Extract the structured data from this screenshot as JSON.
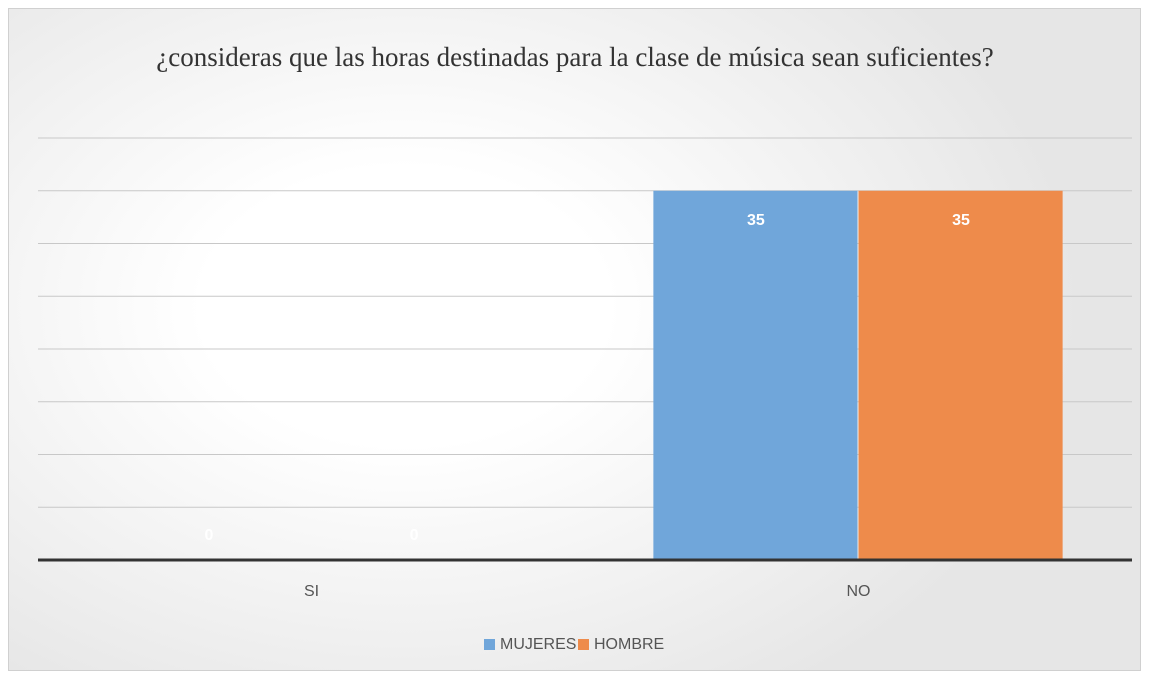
{
  "chart_data": {
    "type": "bar",
    "title": "¿consideras que las horas destinadas para la clase de música sean suficientes?",
    "categories": [
      "SI",
      "NO"
    ],
    "series": [
      {
        "name": "MUJERES",
        "color": "#70a6da",
        "values": [
          0,
          35
        ]
      },
      {
        "name": "HOMBRE",
        "color": "#ee8b4b",
        "values": [
          0,
          35
        ]
      }
    ],
    "ylim": [
      0,
      40
    ],
    "yticks": [
      0,
      5,
      10,
      15,
      20,
      25,
      30,
      35,
      40
    ],
    "grid": true,
    "legend": "bottom"
  }
}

# # # # # # #

> _Exercise aim_:
Return all of the entries exactly as written, but drop any pictures they hold.

> _Task solution_:
Extract the structured data from this screenshot as JSON.
{
  "chart_data": {
    "type": "bar",
    "title": "¿consideras que las horas destinadas para la clase de música sean suficientes?",
    "categories": [
      "SI",
      "NO"
    ],
    "series": [
      {
        "name": "MUJERES",
        "color": "#70a6da",
        "values": [
          0,
          35
        ]
      },
      {
        "name": "HOMBRE",
        "color": "#ee8b4b",
        "values": [
          0,
          35
        ]
      }
    ],
    "ylim": [
      0,
      40
    ],
    "yticks": [
      0,
      5,
      10,
      15,
      20,
      25,
      30,
      35,
      40
    ],
    "grid": true,
    "legend": "bottom"
  }
}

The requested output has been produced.